◆ Exercise materials
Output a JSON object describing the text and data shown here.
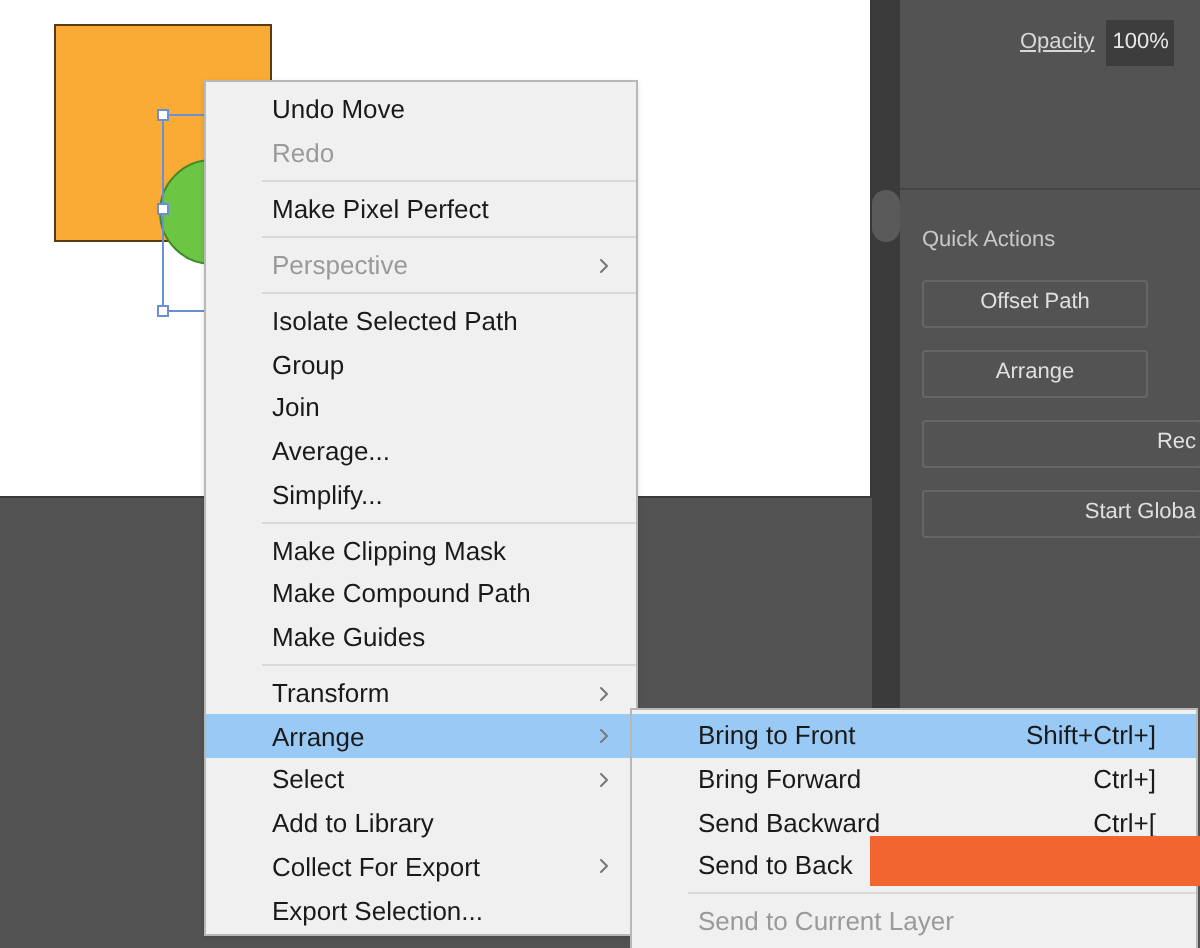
{
  "properties_panel": {
    "opacity_label": "Opacity",
    "opacity_value": "100%",
    "quick_actions_title": "Quick Actions",
    "buttons": [
      "Offset Path",
      "Arrange",
      "Rec",
      "Start Globa"
    ]
  },
  "context_menu": [
    {
      "kind": "item",
      "label": "Undo Move",
      "disabled": false,
      "has_submenu": false,
      "selected": false
    },
    {
      "kind": "item",
      "label": "Redo",
      "disabled": true,
      "has_submenu": false,
      "selected": false
    },
    {
      "kind": "separator"
    },
    {
      "kind": "item",
      "label": "Make Pixel Perfect",
      "disabled": false,
      "has_submenu": false,
      "selected": false
    },
    {
      "kind": "separator"
    },
    {
      "kind": "item",
      "label": "Perspective",
      "disabled": true,
      "has_submenu": true,
      "selected": false
    },
    {
      "kind": "separator"
    },
    {
      "kind": "item",
      "label": "Isolate Selected Path",
      "disabled": false,
      "has_submenu": false,
      "selected": false
    },
    {
      "kind": "item",
      "label": "Group",
      "disabled": false,
      "has_submenu": false,
      "selected": false
    },
    {
      "kind": "item",
      "label": "Join",
      "disabled": false,
      "has_submenu": false,
      "selected": false
    },
    {
      "kind": "item",
      "label": "Average...",
      "disabled": false,
      "has_submenu": false,
      "selected": false
    },
    {
      "kind": "item",
      "label": "Simplify...",
      "disabled": false,
      "has_submenu": false,
      "selected": false
    },
    {
      "kind": "separator"
    },
    {
      "kind": "item",
      "label": "Make Clipping Mask",
      "disabled": false,
      "has_submenu": false,
      "selected": false
    },
    {
      "kind": "item",
      "label": "Make Compound Path",
      "disabled": false,
      "has_submenu": false,
      "selected": false
    },
    {
      "kind": "item",
      "label": "Make Guides",
      "disabled": false,
      "has_submenu": false,
      "selected": false
    },
    {
      "kind": "separator"
    },
    {
      "kind": "item",
      "label": "Transform",
      "disabled": false,
      "has_submenu": true,
      "selected": false
    },
    {
      "kind": "item",
      "label": "Arrange",
      "disabled": false,
      "has_submenu": true,
      "selected": true
    },
    {
      "kind": "item",
      "label": "Select",
      "disabled": false,
      "has_submenu": true,
      "selected": false
    },
    {
      "kind": "item",
      "label": "Add to Library",
      "disabled": false,
      "has_submenu": false,
      "selected": false
    },
    {
      "kind": "item",
      "label": "Collect For Export",
      "disabled": false,
      "has_submenu": true,
      "selected": false
    },
    {
      "kind": "item",
      "label": "Export Selection...",
      "disabled": false,
      "has_submenu": false,
      "selected": false
    }
  ],
  "arrange_submenu": [
    {
      "kind": "item",
      "label": "Bring to Front",
      "shortcut": "Shift+Ctrl+]",
      "disabled": false,
      "selected": true
    },
    {
      "kind": "item",
      "label": "Bring Forward",
      "shortcut": "Ctrl+]",
      "disabled": false,
      "selected": false
    },
    {
      "kind": "item",
      "label": "Send Backward",
      "shortcut": "Ctrl+[",
      "disabled": false,
      "selected": false
    },
    {
      "kind": "item",
      "label": "Send to Back",
      "disabled": false,
      "selected": false
    },
    {
      "kind": "separator"
    },
    {
      "kind": "item",
      "label": "Send to Current Layer",
      "disabled": true,
      "selected": false
    }
  ]
}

◆ Aim
Search the entries for the word "Path" and gather every line where it appears.

◆ Correct result
      "Offset Path",
      "label": "Isolate Selected Path",
      "label": "Make Compound Path",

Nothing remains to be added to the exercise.